Output all entries verbatim. Skip pictures.
[Stored records start]
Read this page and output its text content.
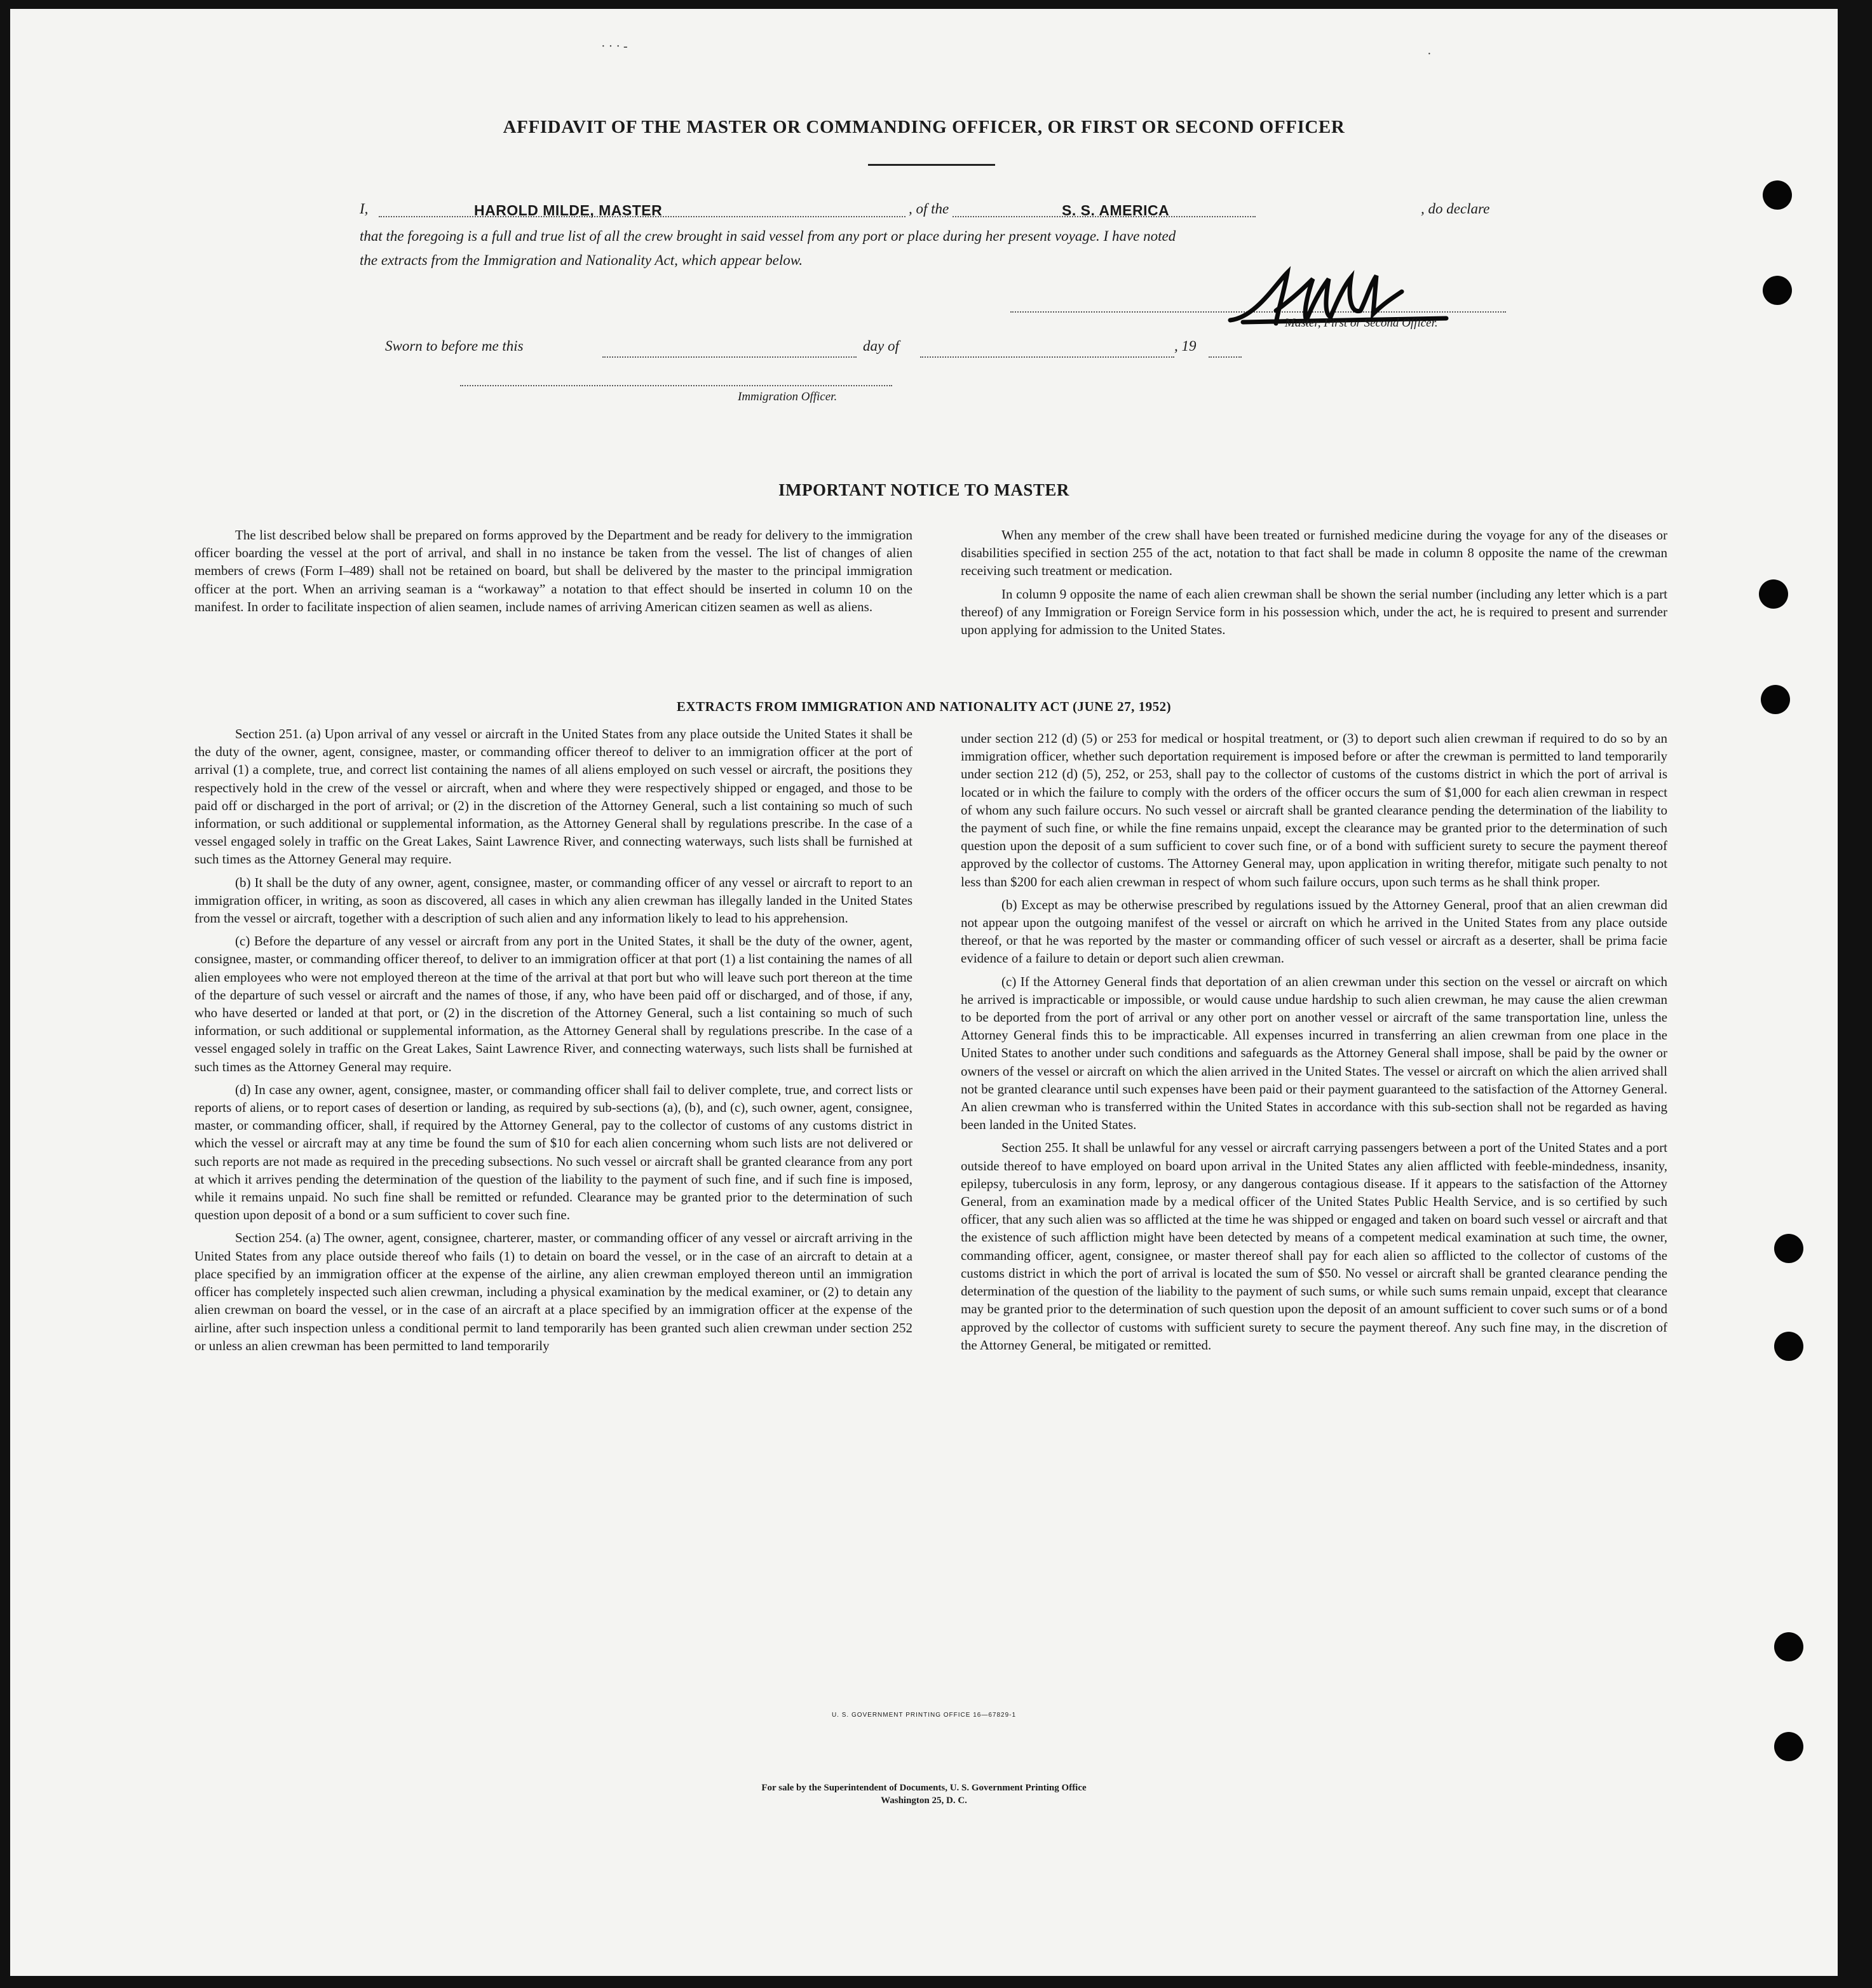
· · · -
·
AFFIDAVIT OF THE MASTER OR COMMANDING OFFICER, OR FIRST OR SECOND OFFICER
I,	HAROLD MILDE, MASTER	, of the	S. S. AMERICA	, do declare
that the foregoing is a full and true list of all the crew brought in said vessel from any port or place during her present voyage. I have noted
the extracts from the Immigration and Nationality Act, which appear below.
Master, First or Second Officer.
Sworn to before me this	day of	, 19
Immigration Officer.
IMPORTANT NOTICE TO MASTER

The list described below shall be prepared on forms approved by the Department and be ready for delivery to the immigration officer boarding the vessel at the port of arrival, and shall in no instance be taken from the vessel. The list of changes of alien members of crews (Form I–489) shall not be retained on board, but shall be delivered by the master to the principal immigration officer at the port. When an arriving seaman is a “workaway” a notation to that effect should be inserted in column 10 on the manifest. In order to facilitate inspection of alien seamen, include names of arriving American citizen seamen as well as aliens.

When any member of the crew shall have been treated or furnished medicine during the voyage for any of the diseases or disabilities specified in section 255 of the act, notation to that fact shall be made in column 8 opposite the name of the crewman receiving such treatment or medication.

In column 9 opposite the name of each alien crewman shall be shown the serial number (including any letter which is a part thereof) of any Immigration or Foreign Service form in his possession which, under the act, he is required to present and surrender upon applying for admission to the United States.

EXTRACTS FROM IMMIGRATION AND NATIONALITY ACT (JUNE 27, 1952)

Section 251. (a) Upon arrival of any vessel or aircraft in the United States from any place outside the United States it shall be the duty of the owner, agent, consignee, master, or commanding officer thereof to deliver to an immigration officer at the port of arrival (1) a complete, true, and correct list containing the names of all aliens employed on such vessel or aircraft, the positions they respectively hold in the crew of the vessel or aircraft, when and where they were respectively shipped or engaged, and those to be paid off or discharged in the port of arrival; or (2) in the discretion of the Attorney General, such a list containing so much of such information, or such additional or supplemental information, as the Attorney General shall by regulations prescribe. In the case of a vessel engaged solely in traffic on the Great Lakes, Saint Lawrence River, and connecting waterways, such lists shall be furnished at such times as the Attorney General may require.

(b) It shall be the duty of any owner, agent, consignee, master, or commanding officer of any vessel or aircraft to report to an immigration officer, in writing, as soon as discovered, all cases in which any alien crewman has illegally landed in the United States from the vessel or aircraft, together with a description of such alien and any information likely to lead to his apprehension.

(c) Before the departure of any vessel or aircraft from any port in the United States, it shall be the duty of the owner, agent, consignee, master, or commanding officer thereof, to deliver to an immigration officer at that port (1) a list containing the names of all alien employees who were not employed thereon at the time of the arrival at that port but who will leave such port thereon at the time of the departure of such vessel or aircraft and the names of those, if any, who have been paid off or discharged, and of those, if any, who have deserted or landed at that port, or (2) in the discretion of the Attorney General, such a list containing so much of such information, or such additional or supplemental information, as the Attorney General shall by regulations prescribe. In the case of a vessel engaged solely in traffic on the Great Lakes, Saint Lawrence River, and connecting waterways, such lists shall be furnished at such times as the Attorney General may require.

(d) In case any owner, agent, consignee, master, or commanding officer shall fail to deliver complete, true, and correct lists or reports of aliens, or to report cases of desertion or landing, as required by sub-sections (a), (b), and (c), such owner, agent, consignee, master, or commanding officer, shall, if required by the Attorney General, pay to the collector of customs of any customs district in which the vessel or aircraft may at any time be found the sum of $10 for each alien concerning whom such lists are not delivered or such reports are not made as required in the preceding subsections. No such vessel or aircraft shall be granted clearance from any port at which it arrives pending the determination of the question of the liability to the payment of such fine, and if such fine is imposed, while it remains unpaid. No such fine shall be remitted or refunded. Clearance may be granted prior to the determination of such question upon deposit of a bond or a sum sufficient to cover such fine.

Section 254. (a) The owner, agent, consignee, charterer, master, or commanding officer of any vessel or aircraft arriving in the United States from any place outside thereof who fails (1) to detain on board the vessel, or in the case of an aircraft to detain at a place specified by an immigration officer at the expense of the airline, any alien crewman employed thereon until an immigration officer has completely inspected such alien crewman, including a physical examination by the medical examiner, or (2) to detain any alien crewman on board the vessel, or in the case of an aircraft at a place specified by an immigration officer at the expense of the airline, after such inspection unless a conditional permit to land temporarily has been granted such alien crewman under section 252 or unless an alien crewman has been permitted to land temporarily

under section 212 (d) (5) or 253 for medical or hospital treatment, or (3) to deport such alien crewman if required to do so by an immigration officer, whether such deportation requirement is imposed before or after the crewman is permitted to land temporarily under section 212 (d) (5), 252, or 253, shall pay to the collector of customs of the customs district in which the port of arrival is located or in which the failure to comply with the orders of the officer occurs the sum of $1,000 for each alien crewman in respect of whom any such failure occurs. No such vessel or aircraft shall be granted clearance pending the determination of the liability to the payment of such fine, or while the fine remains unpaid, except the clearance may be granted prior to the determination of such question upon the deposit of a sum sufficient to cover such fine, or of a bond with sufficient surety to secure the payment thereof approved by the collector of customs. The Attorney General may, upon application in writing therefor, mitigate such penalty to not less than $200 for each alien crewman in respect of whom such failure occurs, upon such terms as he shall think proper.

(b) Except as may be otherwise prescribed by regulations issued by the Attorney General, proof that an alien crewman did not appear upon the outgoing manifest of the vessel or aircraft on which he arrived in the United States from any place outside thereof, or that he was reported by the master or commanding officer of such vessel or aircraft as a deserter, shall be prima facie evidence of a failure to detain or deport such alien crewman.

(c) If the Attorney General finds that deportation of an alien crewman under this section on the vessel or aircraft on which he arrived is impracticable or impossible, or would cause undue hardship to such alien crewman, he may cause the alien crewman to be deported from the port of arrival or any other port on another vessel or aircraft of the same transportation line, unless the Attorney General finds this to be impracticable. All expenses incurred in transferring an alien crewman from one place in the United States to another under such conditions and safeguards as the Attorney General shall impose, shall be paid by the owner or owners of the vessel or aircraft on which the alien arrived in the United States. The vessel or aircraft on which the alien arrived shall not be granted clearance until such expenses have been paid or their payment guaranteed to the satisfaction of the Attorney General. An alien crewman who is transferred within the United States in accordance with this sub-section shall not be regarded as having been landed in the United States.

Section 255. It shall be unlawful for any vessel or aircraft carrying passengers between a port of the United States and a port outside thereof to have employed on board upon arrival in the United States any alien afflicted with feeble-mindedness, insanity, epilepsy, tuberculosis in any form, leprosy, or any dangerous contagious disease. If it appears to the satisfaction of the Attorney General, from an examination made by a medical officer of the United States Public Health Service, and is so certified by such officer, that any such alien was so afflicted at the time he was shipped or engaged and taken on board such vessel or aircraft and that the existence of such affliction might have been detected by means of a competent medical examination at such time, the owner, commanding officer, agent, consignee, or master thereof shall pay for each alien so afflicted to the collector of customs of the customs district in which the port of arrival is located the sum of $50. No vessel or aircraft shall be granted clearance pending the determination of the question of the liability to the payment of such sums, or while such sums remain unpaid, except that clearance may be granted prior to the determination of such question upon the deposit of an amount sufficient to cover such sums or of a bond approved by the collector of customs with sufficient surety to secure the payment thereof. Any such fine may, in the discretion of the Attorney General, be mitigated or remitted.

U. S. GOVERNMENT PRINTING OFFICE 16—67829-1
For sale by the Superintendent of Documents, U. S. Government Printing Office
Washington 25, D. C.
[Stored records end]
- _Problem solution_
Read this page and output its text content.
· · · -
·
AFFIDAVIT OF THE MASTER OR COMMANDING OFFICER, OR FIRST OR SECOND OFFICER
I,	HAROLD MILDE, MASTER	, of the	S. S. AMERICA	, do declare
that the foregoing is a full and true list of all the crew brought in said vessel from any port or place during her present voyage. I have noted
the extracts from the Immigration and Nationality Act, which appear below.
Master, First or Second Officer.
Sworn to before me this	day of	, 19
Immigration Officer.
IMPORTANT NOTICE TO MASTER

The list described below shall be prepared on forms approved by the Department and be ready for delivery to the immigration officer boarding the vessel at the port of arrival, and shall in no instance be taken from the vessel. The list of changes of alien members of crews (Form I–489) shall not be retained on board, but shall be delivered by the master to the principal immigration officer at the port. When an arriving seaman is a “workaway” a notation to that effect should be inserted in column 10 on the manifest. In order to facilitate inspection of alien seamen, include names of arriving American citizen seamen as well as aliens.

When any member of the crew shall have been treated or furnished medicine during the voyage for any of the diseases or disabilities specified in section 255 of the act, notation to that fact shall be made in column 8 opposite the name of the crewman receiving such treatment or medication.

In column 9 opposite the name of each alien crewman shall be shown the serial number (including any letter which is a part thereof) of any Immigration or Foreign Service form in his possession which, under the act, he is required to present and surrender upon applying for admission to the United States.

EXTRACTS FROM IMMIGRATION AND NATIONALITY ACT (JUNE 27, 1952)

Section 251. (a) Upon arrival of any vessel or aircraft in the United States from any place outside the United States it shall be the duty of the owner, agent, consignee, master, or commanding officer thereof to deliver to an immigration officer at the port of arrival (1) a complete, true, and correct list containing the names of all aliens employed on such vessel or aircraft, the positions they respectively hold in the crew of the vessel or aircraft, when and where they were respectively shipped or engaged, and those to be paid off or discharged in the port of arrival; or (2) in the discretion of the Attorney General, such a list containing so much of such information, or such additional or supplemental information, as the Attorney General shall by regulations prescribe. In the case of a vessel engaged solely in traffic on the Great Lakes, Saint Lawrence River, and connecting waterways, such lists shall be furnished at such times as the Attorney General may require.

(b) It shall be the duty of any owner, agent, consignee, master, or commanding officer of any vessel or aircraft to report to an immigration officer, in writing, as soon as discovered, all cases in which any alien crewman has illegally landed in the United States from the vessel or aircraft, together with a description of such alien and any information likely to lead to his apprehension.

(c) Before the departure of any vessel or aircraft from any port in the United States, it shall be the duty of the owner, agent, consignee, master, or commanding officer thereof, to deliver to an immigration officer at that port (1) a list containing the names of all alien employees who were not employed thereon at the time of the arrival at that port but who will leave such port thereon at the time of the departure of such vessel or aircraft and the names of those, if any, who have been paid off or discharged, and of those, if any, who have deserted or landed at that port, or (2) in the discretion of the Attorney General, such a list containing so much of such information, or such additional or supplemental information, as the Attorney General shall by regulations prescribe. In the case of a vessel engaged solely in traffic on the Great Lakes, Saint Lawrence River, and connecting waterways, such lists shall be furnished at such times as the Attorney General may require.

(d) In case any owner, agent, consignee, master, or commanding officer shall fail to deliver complete, true, and correct lists or reports of aliens, or to report cases of desertion or landing, as required by sub-sections (a), (b), and (c), such owner, agent, consignee, master, or commanding officer, shall, if required by the Attorney General, pay to the collector of customs of any customs district in which the vessel or aircraft may at any time be found the sum of $10 for each alien concerning whom such lists are not delivered or such reports are not made as required in the preceding subsections. No such vessel or aircraft shall be granted clearance from any port at which it arrives pending the determination of the question of the liability to the payment of such fine, and if such fine is imposed, while it remains unpaid. No such fine shall be remitted or refunded. Clearance may be granted prior to the determination of such question upon deposit of a bond or a sum sufficient to cover such fine.

Section 254. (a) The owner, agent, consignee, charterer, master, or commanding officer of any vessel or aircraft arriving in the United States from any place outside thereof who fails (1) to detain on board the vessel, or in the case of an aircraft to detain at a place specified by an immigration officer at the expense of the airline, any alien crewman employed thereon until an immigration officer has completely inspected such alien crewman, including a physical examination by the medical examiner, or (2) to detain any alien crewman on board the vessel, or in the case of an aircraft at a place specified by an immigration officer at the expense of the airline, after such inspection unless a conditional permit to land temporarily has been granted such alien crewman under section 252 or unless an alien crewman has been permitted to land temporarily

under section 212 (d) (5) or 253 for medical or hospital treatment, or (3) to deport such alien crewman if required to do so by an immigration officer, whether such deportation requirement is imposed before or after the crewman is permitted to land temporarily under section 212 (d) (5), 252, or 253, shall pay to the collector of customs of the customs district in which the port of arrival is located or in which the failure to comply with the orders of the officer occurs the sum of $1,000 for each alien crewman in respect of whom any such failure occurs. No such vessel or aircraft shall be granted clearance pending the determination of the liability to the payment of such fine, or while the fine remains unpaid, except the clearance may be granted prior to the determination of such question upon the deposit of a sum sufficient to cover such fine, or of a bond with sufficient surety to secure the payment thereof approved by the collector of customs. The Attorney General may, upon application in writing therefor, mitigate such penalty to not less than $200 for each alien crewman in respect of whom such failure occurs, upon such terms as he shall think proper.

(b) Except as may be otherwise prescribed by regulations issued by the Attorney General, proof that an alien crewman did not appear upon the outgoing manifest of the vessel or aircraft on which he arrived in the United States from any place outside thereof, or that he was reported by the master or commanding officer of such vessel or aircraft as a deserter, shall be prima facie evidence of a failure to detain or deport such alien crewman.

(c) If the Attorney General finds that deportation of an alien crewman under this section on the vessel or aircraft on which he arrived is impracticable or impossible, or would cause undue hardship to such alien crewman, he may cause the alien crewman to be deported from the port of arrival or any other port on another vessel or aircraft of the same transportation line, unless the Attorney General finds this to be impracticable. All expenses incurred in transferring an alien crewman from one place in the United States to another under such conditions and safeguards as the Attorney General shall impose, shall be paid by the owner or owners of the vessel or aircraft on which the alien arrived in the United States. The vessel or aircraft on which the alien arrived shall not be granted clearance until such expenses have been paid or their payment guaranteed to the satisfaction of the Attorney General. An alien crewman who is transferred within the United States in accordance with this sub-section shall not be regarded as having been landed in the United States.

Section 255. It shall be unlawful for any vessel or aircraft carrying passengers between a port of the United States and a port outside thereof to have employed on board upon arrival in the United States any alien afflicted with feeble-mindedness, insanity, epilepsy, tuberculosis in any form, leprosy, or any dangerous contagious disease. If it appears to the satisfaction of the Attorney General, from an examination made by a medical officer of the United States Public Health Service, and is so certified by such officer, that any such alien was so afflicted at the time he was shipped or engaged and taken on board such vessel or aircraft and that the existence of such affliction might have been detected by means of a competent medical examination at such time, the owner, commanding officer, agent, consignee, or master thereof shall pay for each alien so afflicted to the collector of customs of the customs district in which the port of arrival is located the sum of $50. No vessel or aircraft shall be granted clearance pending the determination of the question of the liability to the payment of such sums, or while such sums remain unpaid, except that clearance may be granted prior to the determination of such question upon the deposit of an amount sufficient to cover such sums or of a bond approved by the collector of customs with sufficient surety to secure the payment thereof. Any such fine may, in the discretion of the Attorney General, be mitigated or remitted.

U. S. GOVERNMENT PRINTING OFFICE 16—67829-1
For sale by the Superintendent of Documents, U. S. Government Printing Office
Washington 25, D. C.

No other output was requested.